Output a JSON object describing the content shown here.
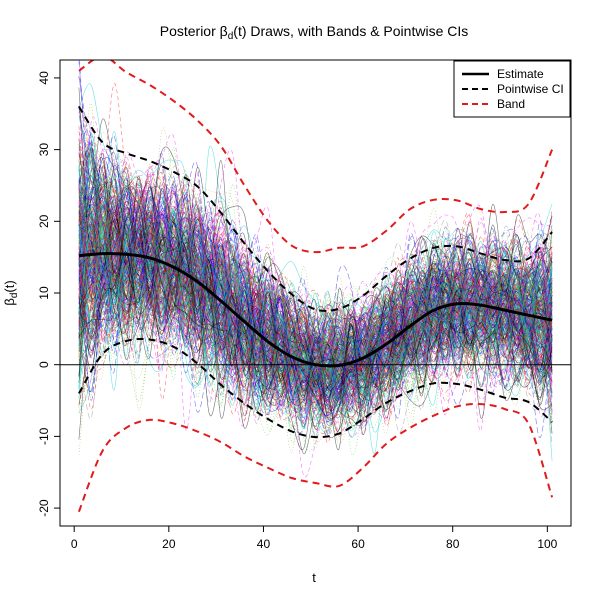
{
  "chart_data": {
    "type": "line",
    "title_prefix": "Posterior ",
    "title_symbol": "β",
    "title_sub": "d",
    "title_suffix": "(t) Draws, with Bands & Pointwise CIs",
    "xlabel": "t",
    "ylabel_symbol": "β",
    "ylabel_sub": "d",
    "ylabel_suffix": "(t)",
    "xlim": [
      -3,
      105
    ],
    "ylim": [
      -22.5,
      42.5
    ],
    "xticks": [
      0,
      20,
      40,
      60,
      80,
      100
    ],
    "yticks": [
      -20,
      -10,
      0,
      10,
      20,
      30,
      40
    ],
    "hline": 0,
    "legend_position": "top-right",
    "x": [
      1,
      6,
      11,
      16,
      21,
      26,
      31,
      36,
      41,
      46,
      51,
      56,
      61,
      66,
      71,
      76,
      81,
      86,
      91,
      96,
      101
    ],
    "series": [
      {
        "name": "Estimate",
        "style": "solid",
        "color": "#000000",
        "values": [
          15.2,
          15.5,
          15.4,
          14.9,
          13.6,
          11.6,
          8.9,
          6.0,
          3.2,
          1.1,
          0.0,
          -0.1,
          0.9,
          2.9,
          5.4,
          7.6,
          8.5,
          8.3,
          7.6,
          6.9,
          6.2
        ]
      },
      {
        "name": "Pointwise CI",
        "style": "dashed",
        "color": "#000000",
        "values": [
          36.0,
          31.0,
          29.5,
          28.4,
          26.9,
          24.9,
          21.2,
          16.9,
          13.0,
          9.8,
          7.7,
          7.8,
          9.6,
          12.4,
          14.8,
          16.3,
          16.5,
          15.5,
          14.6,
          14.8,
          18.5
        ]
      },
      {
        "name": "",
        "style": "dashed",
        "color": "#000000",
        "values": [
          -4.0,
          1.5,
          3.3,
          3.5,
          2.5,
          0.2,
          -2.8,
          -5.4,
          -7.6,
          -9.3,
          -10.1,
          -9.6,
          -7.6,
          -5.3,
          -3.7,
          -2.6,
          -2.7,
          -3.5,
          -4.6,
          -5.2,
          -8.0
        ]
      },
      {
        "name": "Band",
        "style": "dashed",
        "color": "#e31a1c",
        "values": [
          41.0,
          43.0,
          40.8,
          39.0,
          36.8,
          34.1,
          30.5,
          25.0,
          20.0,
          16.6,
          15.7,
          16.3,
          16.5,
          18.7,
          21.7,
          23.0,
          22.9,
          21.7,
          21.3,
          22.4,
          30.0
        ]
      },
      {
        "name": "",
        "style": "dashed",
        "color": "#e31a1c",
        "values": [
          -20.5,
          -12.0,
          -8.8,
          -7.7,
          -8.2,
          -9.3,
          -10.8,
          -12.8,
          -14.4,
          -15.8,
          -16.5,
          -16.9,
          -14.4,
          -11.0,
          -8.8,
          -7.1,
          -5.8,
          -5.5,
          -6.2,
          -8.2,
          -18.5
        ]
      }
    ],
    "draw_colors": [
      "#000000",
      "#ff0000",
      "#00cc00",
      "#0000ff",
      "#00cccc",
      "#ff00ff",
      "#999900",
      "#808080"
    ],
    "draw_count": 380
  }
}
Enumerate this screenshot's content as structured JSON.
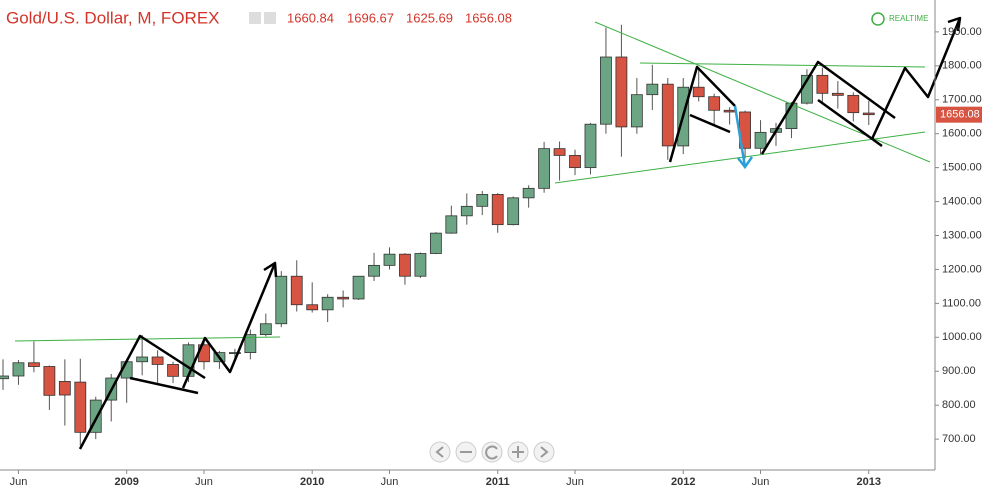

- _Written instruction_
Exclude all images and restate the records above word for word.

- _Exercise answer_
Output a JSON object describing the content shown here.
{
  "chart_data": {
    "type": "line",
    "title_prefix": "Posterior ",
    "title_symbol": "β",
    "title_sub": "d",
    "title_suffix": "(t) Draws, with Bands & Pointwise CIs",
    "xlabel": "t",
    "ylabel_symbol": "β",
    "ylabel_sub": "d",
    "ylabel_suffix": "(t)",
    "xlim": [
      -3,
      105
    ],
    "ylim": [
      -22.5,
      42.5
    ],
    "xticks": [
      0,
      20,
      40,
      60,
      80,
      100
    ],
    "yticks": [
      -20,
      -10,
      0,
      10,
      20,
      30,
      40
    ],
    "hline": 0,
    "legend_position": "top-right",
    "x": [
      1,
      6,
      11,
      16,
      21,
      26,
      31,
      36,
      41,
      46,
      51,
      56,
      61,
      66,
      71,
      76,
      81,
      86,
      91,
      96,
      101
    ],
    "series": [
      {
        "name": "Estimate",
        "style": "solid",
        "color": "#000000",
        "values": [
          15.2,
          15.5,
          15.4,
          14.9,
          13.6,
          11.6,
          8.9,
          6.0,
          3.2,
          1.1,
          0.0,
          -0.1,
          0.9,
          2.9,
          5.4,
          7.6,
          8.5,
          8.3,
          7.6,
          6.9,
          6.2
        ]
      },
      {
        "name": "Pointwise CI",
        "style": "dashed",
        "color": "#000000",
        "values": [
          36.0,
          31.0,
          29.5,
          28.4,
          26.9,
          24.9,
          21.2,
          16.9,
          13.0,
          9.8,
          7.7,
          7.8,
          9.6,
          12.4,
          14.8,
          16.3,
          16.5,
          15.5,
          14.6,
          14.8,
          18.5
        ]
      },
      {
        "name": "",
        "style": "dashed",
        "color": "#000000",
        "values": [
          -4.0,
          1.5,
          3.3,
          3.5,
          2.5,
          0.2,
          -2.8,
          -5.4,
          -7.6,
          -9.3,
          -10.1,
          -9.6,
          -7.6,
          -5.3,
          -3.7,
          -2.6,
          -2.7,
          -3.5,
          -4.6,
          -5.2,
          -8.0
        ]
      },
      {
        "name": "Band",
        "style": "dashed",
        "color": "#e31a1c",
        "values": [
          41.0,
          43.0,
          40.8,
          39.0,
          36.8,
          34.1,
          30.5,
          25.0,
          20.0,
          16.6,
          15.7,
          16.3,
          16.5,
          18.7,
          21.7,
          23.0,
          22.9,
          21.7,
          21.3,
          22.4,
          30.0
        ]
      },
      {
        "name": "",
        "style": "dashed",
        "color": "#e31a1c",
        "values": [
          -20.5,
          -12.0,
          -8.8,
          -7.7,
          -8.2,
          -9.3,
          -10.8,
          -12.8,
          -14.4,
          -15.8,
          -16.5,
          -16.9,
          -14.4,
          -11.0,
          -8.8,
          -7.1,
          -5.8,
          -5.5,
          -6.2,
          -8.2,
          -18.5
        ]
      }
    ],
    "draw_colors": [
      "#000000",
      "#ff0000",
      "#00cc00",
      "#0000ff",
      "#00cccc",
      "#ff00ff",
      "#999900",
      "#808080"
    ],
    "draw_count": 380
  }
}
Enumerate this screenshot's content as structured JSON.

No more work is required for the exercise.